- [TASK INSTRUCTIONS]: Reproduce every line of the listing as written, apart from the pictures.

Stored data entries
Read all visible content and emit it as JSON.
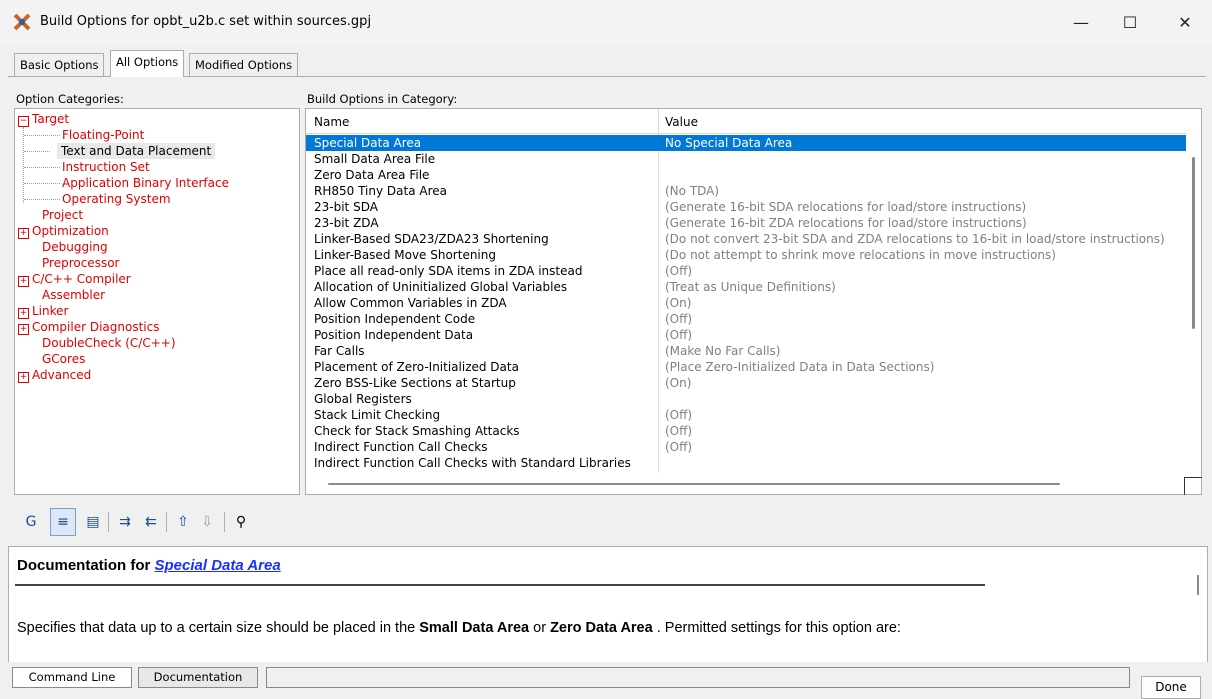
{
  "window": {
    "title": "Build Options for opbt_u2b.c set within sources.gpj",
    "minimize_glyph": "—",
    "maximize_glyph": "☐",
    "close_glyph": "✕"
  },
  "tabs": [
    "Basic Options",
    "All Options",
    "Modified Options"
  ],
  "labels": {
    "categories": "Option Categories:",
    "build_options": "Build Options in Category:"
  },
  "tree": {
    "target": "Target",
    "floating_point": "Floating-Point",
    "text_data": "Text and Data Placement",
    "instruction_set": "Instruction Set",
    "abi": "Application Binary Interface",
    "os": "Operating System",
    "project": "Project",
    "optimization": "Optimization",
    "debugging": "Debugging",
    "preprocessor": "Preprocessor",
    "compiler": "C/C++ Compiler",
    "assembler": "Assembler",
    "linker": "Linker",
    "diagnostics": "Compiler Diagnostics",
    "doublecheck": "DoubleCheck (C/C++)",
    "gcores": "GCores",
    "advanced": "Advanced",
    "expanded_glyph": "−",
    "collapsed_glyph": "+"
  },
  "options": {
    "name_header": "Name",
    "value_header": "Value",
    "rows": [
      {
        "name": "Special Data Area",
        "value": "No Special Data Area"
      },
      {
        "name": "Small Data Area File",
        "value": ""
      },
      {
        "name": "Zero Data Area File",
        "value": ""
      },
      {
        "name": "RH850 Tiny Data Area",
        "value": "(No TDA)"
      },
      {
        "name": "23-bit SDA",
        "value": "(Generate 16-bit SDA relocations for load/store instructions)"
      },
      {
        "name": "23-bit ZDA",
        "value": "(Generate 16-bit ZDA relocations for load/store instructions)"
      },
      {
        "name": "Linker-Based SDA23/ZDA23 Shortening",
        "value": "(Do not convert 23-bit SDA and ZDA relocations to 16-bit in load/store instructions)"
      },
      {
        "name": "Linker-Based Move Shortening",
        "value": "(Do not attempt to shrink move relocations in move instructions)"
      },
      {
        "name": "Place all read-only SDA items in ZDA instead",
        "value": "(Off)"
      },
      {
        "name": "Allocation of Uninitialized Global Variables",
        "value": "(Treat as Unique Definitions)"
      },
      {
        "name": "Allow Common Variables in ZDA",
        "value": "(On)"
      },
      {
        "name": "Position Independent Code",
        "value": "(Off)"
      },
      {
        "name": "Position Independent Data",
        "value": "(Off)"
      },
      {
        "name": "Far Calls",
        "value": "(Make No Far Calls)"
      },
      {
        "name": "Placement of Zero-Initialized Data",
        "value": "(Place Zero-Initialized Data in Data Sections)"
      },
      {
        "name": "Zero BSS-Like Sections at Startup",
        "value": "(On)"
      },
      {
        "name": "Global Registers",
        "value": ""
      },
      {
        "name": "Stack Limit Checking",
        "value": "(Off)"
      },
      {
        "name": "Check for Stack Smashing Attacks",
        "value": "(Off)"
      },
      {
        "name": "Indirect Function Call Checks",
        "value": "(Off)"
      },
      {
        "name": "Indirect Function Call Checks with Standard Libraries",
        "value": ""
      }
    ]
  },
  "toolbar": {
    "glyphs": [
      "G",
      "≡",
      "▤",
      "⇉",
      "⇇",
      "⇧",
      "⇩",
      "⚲"
    ]
  },
  "documentation": {
    "prefix": "Documentation for ",
    "link": "Special Data Area",
    "text1": "Specifies that data up to a certain size should be placed in the ",
    "bold1": "Small Data Area",
    "or": " or ",
    "bold2": "Zero Data Area",
    "text2": " . Permitted settings for this option are:"
  },
  "bottom": {
    "command_line": "Command Line",
    "documentation": "Documentation",
    "done": "Done"
  }
}
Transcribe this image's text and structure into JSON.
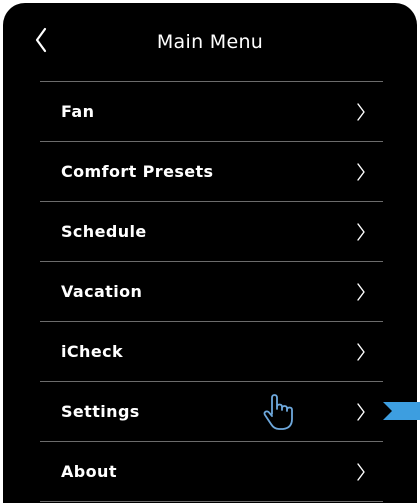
{
  "header": {
    "title": "Main Menu",
    "back_icon": "chevron-left-icon"
  },
  "menu": {
    "items": [
      {
        "label": "Fan"
      },
      {
        "label": "Comfort Presets"
      },
      {
        "label": "Schedule"
      },
      {
        "label": "Vacation"
      },
      {
        "label": "iCheck"
      },
      {
        "label": "Settings"
      },
      {
        "label": "About"
      }
    ],
    "item_icon": "chevron-right-icon"
  },
  "cursor": {
    "icon": "hand-pointer-icon",
    "color": "#6ea8dc"
  },
  "highlight": {
    "icon": "pointer-arrow-icon",
    "color": "#3d9ee0",
    "item": "Settings"
  },
  "colors": {
    "screen_background": "#000000",
    "text": "#ffffff",
    "divider": "#6b6b6b"
  }
}
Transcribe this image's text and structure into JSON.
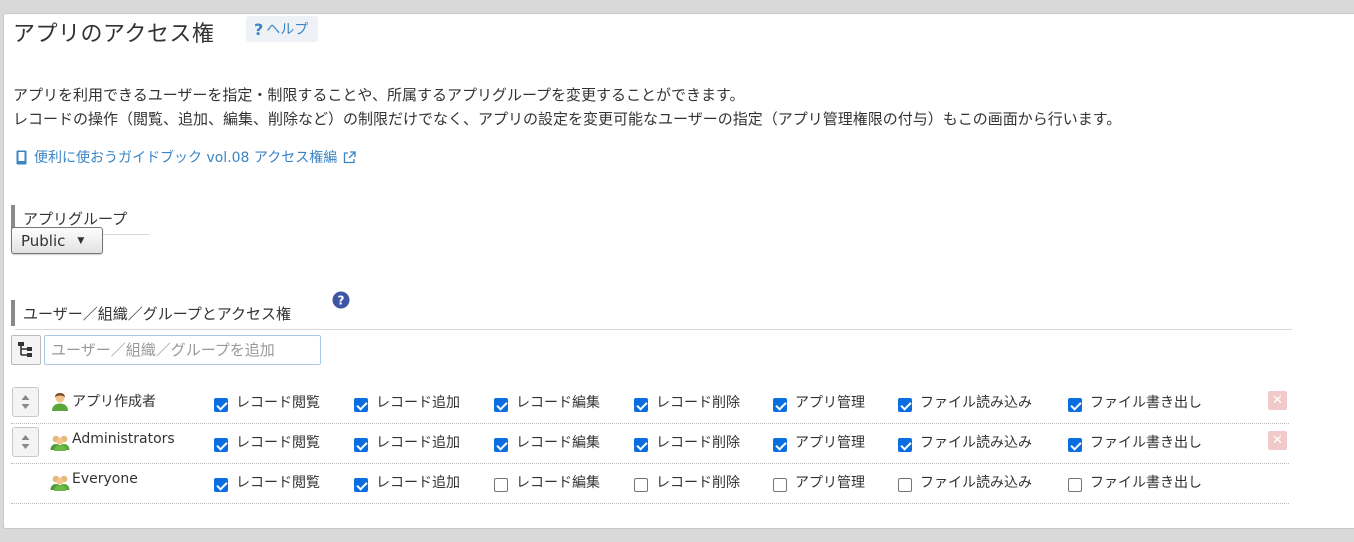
{
  "header": {
    "title": "アプリのアクセス権",
    "help_label": "ヘルプ",
    "help_mark": "?"
  },
  "description": {
    "line1": "アプリを利用できるユーザーを指定・制限することや、所属するアプリグループを変更することができます。",
    "line2": "レコードの操作（閲覧、追加、編集、削除など）の制限だけでなく、アプリの設定を変更可能なユーザーの指定（アプリ管理権限の付与）もこの画面から行います。"
  },
  "guide_link": {
    "label": "便利に使おうガイドブック vol.08 アクセス権編"
  },
  "app_group": {
    "heading": "アプリグループ",
    "selected": "Public"
  },
  "access": {
    "heading": "ユーザー／組織／グループとアクセス権",
    "add_placeholder": "ユーザー／組織／グループを追加",
    "permission_labels": [
      "レコード閲覧",
      "レコード追加",
      "レコード編集",
      "レコード削除",
      "アプリ管理",
      "ファイル読み込み",
      "ファイル書き出し"
    ],
    "rows": [
      {
        "name": "アプリ作成者",
        "icon": "user-icon",
        "perms": [
          true,
          true,
          true,
          true,
          true,
          true,
          true
        ],
        "sortable": true,
        "deletable": true
      },
      {
        "name": "Administrators",
        "icon": "group-icon",
        "perms": [
          true,
          true,
          true,
          true,
          true,
          true,
          true
        ],
        "sortable": true,
        "deletable": true
      },
      {
        "name": "Everyone",
        "icon": "group-icon",
        "perms": [
          true,
          true,
          false,
          false,
          false,
          false,
          false
        ],
        "sortable": false,
        "deletable": false
      }
    ]
  },
  "colors": {
    "link": "#3b85c4",
    "checkbox": "#0b6ee0",
    "delete": "#f2c9c9"
  }
}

- [RESULT FOR THIS TASK]:
Read all visible content and emit it as JSON.
{
  "window": {
    "title": "Build Options for opbt_u2b.c set within sources.gpj",
    "minimize_glyph": "—",
    "maximize_glyph": "☐",
    "close_glyph": "✕"
  },
  "tabs": [
    "Basic Options",
    "All Options",
    "Modified Options"
  ],
  "labels": {
    "categories": "Option Categories:",
    "build_options": "Build Options in Category:"
  },
  "tree": {
    "target": "Target",
    "floating_point": "Floating-Point",
    "text_data": "Text and Data Placement",
    "instruction_set": "Instruction Set",
    "abi": "Application Binary Interface",
    "os": "Operating System",
    "project": "Project",
    "optimization": "Optimization",
    "debugging": "Debugging",
    "preprocessor": "Preprocessor",
    "compiler": "C/C++ Compiler",
    "assembler": "Assembler",
    "linker": "Linker",
    "diagnostics": "Compiler Diagnostics",
    "doublecheck": "DoubleCheck (C/C++)",
    "gcores": "GCores",
    "advanced": "Advanced",
    "expanded_glyph": "−",
    "collapsed_glyph": "+"
  },
  "options": {
    "name_header": "Name",
    "value_header": "Value",
    "rows": [
      {
        "name": "Special Data Area",
        "value": "No Special Data Area"
      },
      {
        "name": "Small Data Area File",
        "value": ""
      },
      {
        "name": "Zero Data Area File",
        "value": ""
      },
      {
        "name": "RH850 Tiny Data Area",
        "value": "(No TDA)"
      },
      {
        "name": "23-bit SDA",
        "value": "(Generate 16-bit SDA relocations for load/store instructions)"
      },
      {
        "name": "23-bit ZDA",
        "value": "(Generate 16-bit ZDA relocations for load/store instructions)"
      },
      {
        "name": "Linker-Based SDA23/ZDA23 Shortening",
        "value": "(Do not convert 23-bit SDA and ZDA relocations to 16-bit in load/store instructions)"
      },
      {
        "name": "Linker-Based Move Shortening",
        "value": "(Do not attempt to shrink move relocations in move instructions)"
      },
      {
        "name": "Place all read-only SDA items in ZDA instead",
        "value": "(Off)"
      },
      {
        "name": "Allocation of Uninitialized Global Variables",
        "value": "(Treat as Unique Definitions)"
      },
      {
        "name": "Allow Common Variables in ZDA",
        "value": "(On)"
      },
      {
        "name": "Position Independent Code",
        "value": "(Off)"
      },
      {
        "name": "Position Independent Data",
        "value": "(Off)"
      },
      {
        "name": "Far Calls",
        "value": "(Make No Far Calls)"
      },
      {
        "name": "Placement of Zero-Initialized Data",
        "value": "(Place Zero-Initialized Data in Data Sections)"
      },
      {
        "name": "Zero BSS-Like Sections at Startup",
        "value": "(On)"
      },
      {
        "name": "Global Registers",
        "value": ""
      },
      {
        "name": "Stack Limit Checking",
        "value": "(Off)"
      },
      {
        "name": "Check for Stack Smashing Attacks",
        "value": "(Off)"
      },
      {
        "name": "Indirect Function Call Checks",
        "value": "(Off)"
      },
      {
        "name": "Indirect Function Call Checks with Standard Libraries",
        "value": ""
      }
    ]
  },
  "toolbar": {
    "glyphs": [
      "G",
      "≡",
      "▤",
      "⇉",
      "⇇",
      "⇧",
      "⇩",
      "⚲"
    ]
  },
  "documentation": {
    "prefix": "Documentation for ",
    "link": "Special Data Area",
    "text1": "Specifies that data up to a certain size should be placed in the ",
    "bold1": "Small Data Area",
    "or": " or ",
    "bold2": "Zero Data Area",
    "text2": " . Permitted settings for this option are:"
  },
  "bottom": {
    "command_line": "Command Line",
    "documentation": "Documentation",
    "done": "Done"
  }
}
Transcribe this image's text and structure into JSON.
{
  "header": {
    "title": "Main Menu",
    "back_icon": "chevron-left-icon"
  },
  "menu": {
    "items": [
      {
        "label": "Fan"
      },
      {
        "label": "Comfort Presets"
      },
      {
        "label": "Schedule"
      },
      {
        "label": "Vacation"
      },
      {
        "label": "iCheck"
      },
      {
        "label": "Settings"
      },
      {
        "label": "About"
      }
    ],
    "item_icon": "chevron-right-icon"
  },
  "cursor": {
    "icon": "hand-pointer-icon",
    "color": "#6ea8dc"
  },
  "highlight": {
    "icon": "pointer-arrow-icon",
    "color": "#3d9ee0",
    "item": "Settings"
  },
  "colors": {
    "screen_background": "#000000",
    "text": "#ffffff",
    "divider": "#6b6b6b"
  }
}
Transcribe this image's text and structure into JSON.
{
  "header": {
    "title": "アプリのアクセス権",
    "help_label": "ヘルプ",
    "help_mark": "?"
  },
  "description": {
    "line1": "アプリを利用できるユーザーを指定・制限することや、所属するアプリグループを変更することができます。",
    "line2": "レコードの操作（閲覧、追加、編集、削除など）の制限だけでなく、アプリの設定を変更可能なユーザーの指定（アプリ管理権限の付与）もこの画面から行います。"
  },
  "guide_link": {
    "label": "便利に使おうガイドブック vol.08 アクセス権編"
  },
  "app_group": {
    "heading": "アプリグループ",
    "selected": "Public"
  },
  "access": {
    "heading": "ユーザー／組織／グループとアクセス権",
    "add_placeholder": "ユーザー／組織／グループを追加",
    "permission_labels": [
      "レコード閲覧",
      "レコード追加",
      "レコード編集",
      "レコード削除",
      "アプリ管理",
      "ファイル読み込み",
      "ファイル書き出し"
    ],
    "rows": [
      {
        "name": "アプリ作成者",
        "icon": "user-icon",
        "perms": [
          true,
          true,
          true,
          true,
          true,
          true,
          true
        ],
        "sortable": true,
        "deletable": true
      },
      {
        "name": "Administrators",
        "icon": "group-icon",
        "perms": [
          true,
          true,
          true,
          true,
          true,
          true,
          true
        ],
        "sortable": true,
        "deletable": true
      },
      {
        "name": "Everyone",
        "icon": "group-icon",
        "perms": [
          true,
          true,
          false,
          false,
          false,
          false,
          false
        ],
        "sortable": false,
        "deletable": false
      }
    ]
  },
  "colors": {
    "link": "#3b85c4",
    "checkbox": "#0b6ee0",
    "delete": "#f2c9c9"
  }
}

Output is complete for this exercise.